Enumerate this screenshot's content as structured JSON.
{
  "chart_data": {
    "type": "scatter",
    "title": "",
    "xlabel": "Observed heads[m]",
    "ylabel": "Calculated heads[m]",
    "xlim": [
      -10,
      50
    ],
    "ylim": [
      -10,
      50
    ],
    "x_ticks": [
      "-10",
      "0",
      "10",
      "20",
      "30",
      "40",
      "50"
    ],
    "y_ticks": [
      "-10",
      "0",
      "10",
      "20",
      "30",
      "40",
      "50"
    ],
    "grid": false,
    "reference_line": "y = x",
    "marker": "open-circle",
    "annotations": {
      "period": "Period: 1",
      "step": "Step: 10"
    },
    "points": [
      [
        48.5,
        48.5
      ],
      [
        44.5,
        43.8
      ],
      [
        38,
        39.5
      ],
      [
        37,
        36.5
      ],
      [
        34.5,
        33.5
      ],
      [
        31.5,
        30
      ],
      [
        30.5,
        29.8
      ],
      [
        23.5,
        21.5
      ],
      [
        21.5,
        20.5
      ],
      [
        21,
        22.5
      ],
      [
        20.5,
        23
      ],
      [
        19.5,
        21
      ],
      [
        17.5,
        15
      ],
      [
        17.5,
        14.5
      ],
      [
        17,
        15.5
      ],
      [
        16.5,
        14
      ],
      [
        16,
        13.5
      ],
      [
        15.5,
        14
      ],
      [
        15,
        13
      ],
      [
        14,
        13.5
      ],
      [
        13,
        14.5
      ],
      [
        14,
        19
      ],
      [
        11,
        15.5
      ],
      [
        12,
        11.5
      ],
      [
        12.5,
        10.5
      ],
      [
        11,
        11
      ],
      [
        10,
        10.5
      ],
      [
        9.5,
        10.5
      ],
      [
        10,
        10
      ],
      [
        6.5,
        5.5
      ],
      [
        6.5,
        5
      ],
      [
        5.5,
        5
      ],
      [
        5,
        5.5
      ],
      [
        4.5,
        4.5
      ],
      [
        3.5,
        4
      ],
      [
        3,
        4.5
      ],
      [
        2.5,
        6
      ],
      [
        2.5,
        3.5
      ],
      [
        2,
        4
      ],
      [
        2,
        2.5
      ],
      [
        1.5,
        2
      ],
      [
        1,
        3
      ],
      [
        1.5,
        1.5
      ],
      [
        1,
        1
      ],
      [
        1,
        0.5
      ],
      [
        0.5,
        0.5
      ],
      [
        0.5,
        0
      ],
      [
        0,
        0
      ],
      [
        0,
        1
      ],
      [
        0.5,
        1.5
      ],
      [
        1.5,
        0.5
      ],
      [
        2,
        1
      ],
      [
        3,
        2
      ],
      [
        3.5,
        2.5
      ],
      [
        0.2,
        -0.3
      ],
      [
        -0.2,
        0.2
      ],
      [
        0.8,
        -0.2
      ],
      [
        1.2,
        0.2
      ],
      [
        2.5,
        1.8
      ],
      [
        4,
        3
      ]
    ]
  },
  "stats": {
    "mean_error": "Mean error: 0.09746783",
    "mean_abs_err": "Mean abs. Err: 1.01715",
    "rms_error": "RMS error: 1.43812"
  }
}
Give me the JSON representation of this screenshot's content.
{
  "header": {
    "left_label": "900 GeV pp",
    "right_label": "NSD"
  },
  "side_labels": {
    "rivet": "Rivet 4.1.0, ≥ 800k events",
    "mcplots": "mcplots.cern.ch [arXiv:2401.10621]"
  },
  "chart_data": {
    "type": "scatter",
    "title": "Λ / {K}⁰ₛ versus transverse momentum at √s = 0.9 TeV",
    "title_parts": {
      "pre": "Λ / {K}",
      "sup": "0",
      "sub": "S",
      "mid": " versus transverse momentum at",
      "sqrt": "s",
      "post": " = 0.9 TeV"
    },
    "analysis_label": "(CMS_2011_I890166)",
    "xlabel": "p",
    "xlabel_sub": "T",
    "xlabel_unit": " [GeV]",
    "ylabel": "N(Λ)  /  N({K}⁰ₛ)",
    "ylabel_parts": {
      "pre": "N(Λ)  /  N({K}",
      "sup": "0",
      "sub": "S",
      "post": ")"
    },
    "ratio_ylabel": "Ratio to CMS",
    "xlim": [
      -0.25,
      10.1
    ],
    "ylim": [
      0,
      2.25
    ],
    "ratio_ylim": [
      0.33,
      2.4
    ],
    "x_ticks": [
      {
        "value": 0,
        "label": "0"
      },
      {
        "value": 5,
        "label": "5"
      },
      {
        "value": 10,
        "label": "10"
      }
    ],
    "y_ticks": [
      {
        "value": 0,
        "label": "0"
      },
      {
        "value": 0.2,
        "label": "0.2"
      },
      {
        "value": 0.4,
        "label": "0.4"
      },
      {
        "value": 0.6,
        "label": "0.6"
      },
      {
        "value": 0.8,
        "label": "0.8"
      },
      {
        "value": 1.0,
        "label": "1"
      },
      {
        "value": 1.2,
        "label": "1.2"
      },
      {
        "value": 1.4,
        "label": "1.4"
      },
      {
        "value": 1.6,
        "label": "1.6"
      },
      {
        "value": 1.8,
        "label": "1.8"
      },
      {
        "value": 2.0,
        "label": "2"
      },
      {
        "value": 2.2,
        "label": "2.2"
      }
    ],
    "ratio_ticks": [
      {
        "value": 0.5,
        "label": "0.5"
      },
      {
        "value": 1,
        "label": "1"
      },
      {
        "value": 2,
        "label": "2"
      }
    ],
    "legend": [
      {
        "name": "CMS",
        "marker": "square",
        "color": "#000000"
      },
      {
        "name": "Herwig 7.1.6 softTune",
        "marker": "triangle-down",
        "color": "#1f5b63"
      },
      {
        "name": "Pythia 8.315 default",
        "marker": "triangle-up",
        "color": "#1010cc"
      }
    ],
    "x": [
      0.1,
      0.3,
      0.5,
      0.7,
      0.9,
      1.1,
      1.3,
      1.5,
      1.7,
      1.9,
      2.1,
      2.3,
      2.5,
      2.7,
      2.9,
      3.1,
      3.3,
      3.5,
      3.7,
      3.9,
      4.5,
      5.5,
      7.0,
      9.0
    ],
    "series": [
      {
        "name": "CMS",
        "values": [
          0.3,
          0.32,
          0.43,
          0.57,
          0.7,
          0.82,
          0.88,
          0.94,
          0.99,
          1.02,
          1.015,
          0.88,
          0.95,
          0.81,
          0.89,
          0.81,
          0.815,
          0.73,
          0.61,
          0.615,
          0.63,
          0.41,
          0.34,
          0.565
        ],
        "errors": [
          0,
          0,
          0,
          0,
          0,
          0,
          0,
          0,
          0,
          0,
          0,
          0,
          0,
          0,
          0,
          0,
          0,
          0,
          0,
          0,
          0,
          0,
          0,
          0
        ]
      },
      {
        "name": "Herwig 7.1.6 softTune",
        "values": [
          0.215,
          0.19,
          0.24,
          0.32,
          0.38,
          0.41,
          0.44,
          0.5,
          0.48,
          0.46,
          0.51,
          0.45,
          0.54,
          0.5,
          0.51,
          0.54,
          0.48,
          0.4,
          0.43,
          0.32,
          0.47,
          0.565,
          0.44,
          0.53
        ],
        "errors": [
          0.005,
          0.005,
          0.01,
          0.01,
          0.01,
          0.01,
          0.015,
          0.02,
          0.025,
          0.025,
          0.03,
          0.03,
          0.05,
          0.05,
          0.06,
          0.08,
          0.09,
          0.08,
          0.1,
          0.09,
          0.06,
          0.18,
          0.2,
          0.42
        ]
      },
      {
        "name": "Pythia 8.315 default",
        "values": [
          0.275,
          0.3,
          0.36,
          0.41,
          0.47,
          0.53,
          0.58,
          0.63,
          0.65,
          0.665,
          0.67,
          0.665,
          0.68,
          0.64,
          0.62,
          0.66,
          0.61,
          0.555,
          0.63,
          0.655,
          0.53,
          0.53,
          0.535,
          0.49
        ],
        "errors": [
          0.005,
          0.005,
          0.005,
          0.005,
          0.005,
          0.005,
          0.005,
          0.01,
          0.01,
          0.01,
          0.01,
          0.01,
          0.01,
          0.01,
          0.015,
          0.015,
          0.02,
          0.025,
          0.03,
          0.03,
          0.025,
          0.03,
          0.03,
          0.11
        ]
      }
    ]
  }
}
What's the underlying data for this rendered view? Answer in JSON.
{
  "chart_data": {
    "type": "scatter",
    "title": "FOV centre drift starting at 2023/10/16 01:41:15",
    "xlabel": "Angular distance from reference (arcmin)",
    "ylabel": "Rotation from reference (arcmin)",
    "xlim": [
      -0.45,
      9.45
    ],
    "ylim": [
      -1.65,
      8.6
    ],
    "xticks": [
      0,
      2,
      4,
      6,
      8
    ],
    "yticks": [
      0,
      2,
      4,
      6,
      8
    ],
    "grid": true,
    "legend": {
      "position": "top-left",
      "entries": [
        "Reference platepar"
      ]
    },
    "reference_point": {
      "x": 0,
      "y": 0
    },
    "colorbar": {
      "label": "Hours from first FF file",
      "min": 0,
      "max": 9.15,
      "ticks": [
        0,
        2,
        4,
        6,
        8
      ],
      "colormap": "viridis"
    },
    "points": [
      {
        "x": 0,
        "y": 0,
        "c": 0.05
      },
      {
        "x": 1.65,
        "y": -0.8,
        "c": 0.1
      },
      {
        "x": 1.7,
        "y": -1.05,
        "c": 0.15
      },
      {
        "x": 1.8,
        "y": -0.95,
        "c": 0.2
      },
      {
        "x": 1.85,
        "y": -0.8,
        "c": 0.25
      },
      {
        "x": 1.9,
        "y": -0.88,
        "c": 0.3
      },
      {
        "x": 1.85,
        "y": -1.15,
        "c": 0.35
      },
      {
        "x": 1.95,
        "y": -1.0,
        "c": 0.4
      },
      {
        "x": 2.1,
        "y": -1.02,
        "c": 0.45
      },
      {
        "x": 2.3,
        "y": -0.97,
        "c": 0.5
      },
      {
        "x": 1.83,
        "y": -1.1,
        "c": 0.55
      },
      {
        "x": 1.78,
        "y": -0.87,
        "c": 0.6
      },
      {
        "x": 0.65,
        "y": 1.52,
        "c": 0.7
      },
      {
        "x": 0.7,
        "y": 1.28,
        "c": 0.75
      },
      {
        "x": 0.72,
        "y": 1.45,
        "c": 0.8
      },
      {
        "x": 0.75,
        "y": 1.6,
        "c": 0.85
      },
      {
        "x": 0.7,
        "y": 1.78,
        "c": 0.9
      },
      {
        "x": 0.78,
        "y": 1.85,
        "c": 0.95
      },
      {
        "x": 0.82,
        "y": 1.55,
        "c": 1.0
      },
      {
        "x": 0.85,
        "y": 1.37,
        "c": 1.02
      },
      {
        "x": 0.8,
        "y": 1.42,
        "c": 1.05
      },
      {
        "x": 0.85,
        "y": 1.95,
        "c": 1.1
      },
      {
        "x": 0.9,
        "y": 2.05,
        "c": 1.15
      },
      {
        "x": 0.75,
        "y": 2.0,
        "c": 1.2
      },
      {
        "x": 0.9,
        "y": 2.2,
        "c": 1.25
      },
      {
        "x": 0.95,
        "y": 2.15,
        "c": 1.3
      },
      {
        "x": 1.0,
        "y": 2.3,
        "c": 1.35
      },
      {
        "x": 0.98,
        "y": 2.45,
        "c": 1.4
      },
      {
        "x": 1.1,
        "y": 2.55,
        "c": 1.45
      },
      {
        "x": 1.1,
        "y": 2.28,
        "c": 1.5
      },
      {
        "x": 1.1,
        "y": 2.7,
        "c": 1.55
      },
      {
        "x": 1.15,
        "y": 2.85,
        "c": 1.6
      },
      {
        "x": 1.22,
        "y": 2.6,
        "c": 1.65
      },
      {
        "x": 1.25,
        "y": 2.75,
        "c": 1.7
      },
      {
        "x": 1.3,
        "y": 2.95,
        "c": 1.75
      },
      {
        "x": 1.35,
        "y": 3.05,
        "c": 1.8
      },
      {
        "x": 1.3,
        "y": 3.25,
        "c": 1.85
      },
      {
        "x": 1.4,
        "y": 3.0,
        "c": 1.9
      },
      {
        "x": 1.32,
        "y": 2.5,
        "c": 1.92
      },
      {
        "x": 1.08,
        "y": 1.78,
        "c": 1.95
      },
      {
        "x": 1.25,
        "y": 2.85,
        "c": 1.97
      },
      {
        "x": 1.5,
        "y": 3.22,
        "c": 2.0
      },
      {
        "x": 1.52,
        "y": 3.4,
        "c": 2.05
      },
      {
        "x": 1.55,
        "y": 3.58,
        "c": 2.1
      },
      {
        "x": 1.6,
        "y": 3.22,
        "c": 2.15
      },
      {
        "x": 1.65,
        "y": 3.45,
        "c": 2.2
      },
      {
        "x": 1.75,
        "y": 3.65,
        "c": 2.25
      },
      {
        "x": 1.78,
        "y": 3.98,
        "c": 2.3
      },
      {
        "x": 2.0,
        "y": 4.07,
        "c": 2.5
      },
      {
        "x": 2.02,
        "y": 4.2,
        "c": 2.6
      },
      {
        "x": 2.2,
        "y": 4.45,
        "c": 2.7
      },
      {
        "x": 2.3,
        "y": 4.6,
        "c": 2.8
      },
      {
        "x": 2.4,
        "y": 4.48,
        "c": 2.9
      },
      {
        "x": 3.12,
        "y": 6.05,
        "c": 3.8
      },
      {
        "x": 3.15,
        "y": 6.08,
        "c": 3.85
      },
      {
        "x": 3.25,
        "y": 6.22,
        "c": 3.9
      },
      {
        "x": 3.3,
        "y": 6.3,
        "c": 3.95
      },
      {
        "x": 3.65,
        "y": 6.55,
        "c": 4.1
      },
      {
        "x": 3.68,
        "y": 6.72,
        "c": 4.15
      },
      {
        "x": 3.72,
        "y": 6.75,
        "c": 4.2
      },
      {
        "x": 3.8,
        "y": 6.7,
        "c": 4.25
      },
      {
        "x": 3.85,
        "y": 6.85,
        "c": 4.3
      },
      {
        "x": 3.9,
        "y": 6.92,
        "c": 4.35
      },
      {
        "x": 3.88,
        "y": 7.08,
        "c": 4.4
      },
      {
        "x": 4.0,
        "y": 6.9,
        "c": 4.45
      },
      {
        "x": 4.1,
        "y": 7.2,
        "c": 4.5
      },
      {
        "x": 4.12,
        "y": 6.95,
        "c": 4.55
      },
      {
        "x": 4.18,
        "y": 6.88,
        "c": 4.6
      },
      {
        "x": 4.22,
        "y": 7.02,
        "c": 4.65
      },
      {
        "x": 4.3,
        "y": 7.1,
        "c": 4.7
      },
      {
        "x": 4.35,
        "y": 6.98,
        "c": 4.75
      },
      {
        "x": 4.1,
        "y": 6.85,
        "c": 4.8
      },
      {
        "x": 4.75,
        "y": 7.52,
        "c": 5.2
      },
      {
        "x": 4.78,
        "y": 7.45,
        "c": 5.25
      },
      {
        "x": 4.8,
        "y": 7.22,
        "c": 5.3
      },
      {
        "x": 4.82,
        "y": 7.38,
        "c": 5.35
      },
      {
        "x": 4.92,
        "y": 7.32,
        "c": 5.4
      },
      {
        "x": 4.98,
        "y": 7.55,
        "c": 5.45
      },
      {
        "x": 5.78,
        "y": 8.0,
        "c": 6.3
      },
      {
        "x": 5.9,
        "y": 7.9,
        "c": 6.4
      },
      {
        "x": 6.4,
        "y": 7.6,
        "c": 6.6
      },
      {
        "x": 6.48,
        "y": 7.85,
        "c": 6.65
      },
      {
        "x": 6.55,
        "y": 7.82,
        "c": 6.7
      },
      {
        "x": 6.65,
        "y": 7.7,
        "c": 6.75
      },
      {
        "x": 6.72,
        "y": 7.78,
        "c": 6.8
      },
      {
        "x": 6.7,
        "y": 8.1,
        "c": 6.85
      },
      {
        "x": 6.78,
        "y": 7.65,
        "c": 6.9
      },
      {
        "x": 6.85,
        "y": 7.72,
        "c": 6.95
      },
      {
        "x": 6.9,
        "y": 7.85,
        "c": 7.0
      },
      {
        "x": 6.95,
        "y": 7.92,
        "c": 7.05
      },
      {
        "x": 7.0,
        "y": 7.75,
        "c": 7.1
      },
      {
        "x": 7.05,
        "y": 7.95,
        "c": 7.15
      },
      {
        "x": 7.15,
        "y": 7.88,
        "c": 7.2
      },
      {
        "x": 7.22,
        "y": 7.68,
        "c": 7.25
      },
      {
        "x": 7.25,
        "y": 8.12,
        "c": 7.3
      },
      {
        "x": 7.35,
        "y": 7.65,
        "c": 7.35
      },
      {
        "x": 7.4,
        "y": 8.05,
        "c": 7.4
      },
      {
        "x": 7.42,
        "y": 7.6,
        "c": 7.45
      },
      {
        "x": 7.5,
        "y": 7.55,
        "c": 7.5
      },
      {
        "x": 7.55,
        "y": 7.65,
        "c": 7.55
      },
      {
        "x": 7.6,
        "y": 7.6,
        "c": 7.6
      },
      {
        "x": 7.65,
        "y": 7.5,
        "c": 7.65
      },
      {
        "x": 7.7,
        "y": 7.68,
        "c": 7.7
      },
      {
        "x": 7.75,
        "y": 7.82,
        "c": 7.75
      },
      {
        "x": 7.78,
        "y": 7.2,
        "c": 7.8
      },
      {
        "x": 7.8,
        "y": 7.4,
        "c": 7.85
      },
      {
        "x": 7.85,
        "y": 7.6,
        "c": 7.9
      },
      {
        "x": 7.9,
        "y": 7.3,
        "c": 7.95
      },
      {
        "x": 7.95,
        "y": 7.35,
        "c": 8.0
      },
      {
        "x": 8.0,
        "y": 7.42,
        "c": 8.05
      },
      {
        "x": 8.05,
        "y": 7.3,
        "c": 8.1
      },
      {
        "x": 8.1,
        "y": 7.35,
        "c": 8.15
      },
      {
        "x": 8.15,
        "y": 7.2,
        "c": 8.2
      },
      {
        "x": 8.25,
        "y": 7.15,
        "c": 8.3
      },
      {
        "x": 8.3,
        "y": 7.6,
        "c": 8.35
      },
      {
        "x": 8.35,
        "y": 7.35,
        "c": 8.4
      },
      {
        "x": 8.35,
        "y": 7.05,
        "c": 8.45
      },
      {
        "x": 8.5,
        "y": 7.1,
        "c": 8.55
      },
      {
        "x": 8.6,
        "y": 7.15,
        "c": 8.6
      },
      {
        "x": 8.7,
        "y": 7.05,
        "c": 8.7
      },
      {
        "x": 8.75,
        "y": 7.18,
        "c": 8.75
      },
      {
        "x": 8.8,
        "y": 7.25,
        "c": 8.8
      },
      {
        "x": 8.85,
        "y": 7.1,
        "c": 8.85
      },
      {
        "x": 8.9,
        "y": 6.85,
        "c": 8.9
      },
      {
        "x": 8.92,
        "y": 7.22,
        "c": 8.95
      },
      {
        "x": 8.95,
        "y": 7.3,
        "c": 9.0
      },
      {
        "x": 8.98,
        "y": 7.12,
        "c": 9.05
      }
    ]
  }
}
----
Extract every line containing the string "heads" from the material.

_The completed task_:
    "xlabel": "Observed heads[m]",
    "ylabel": "Calculated heads[m]",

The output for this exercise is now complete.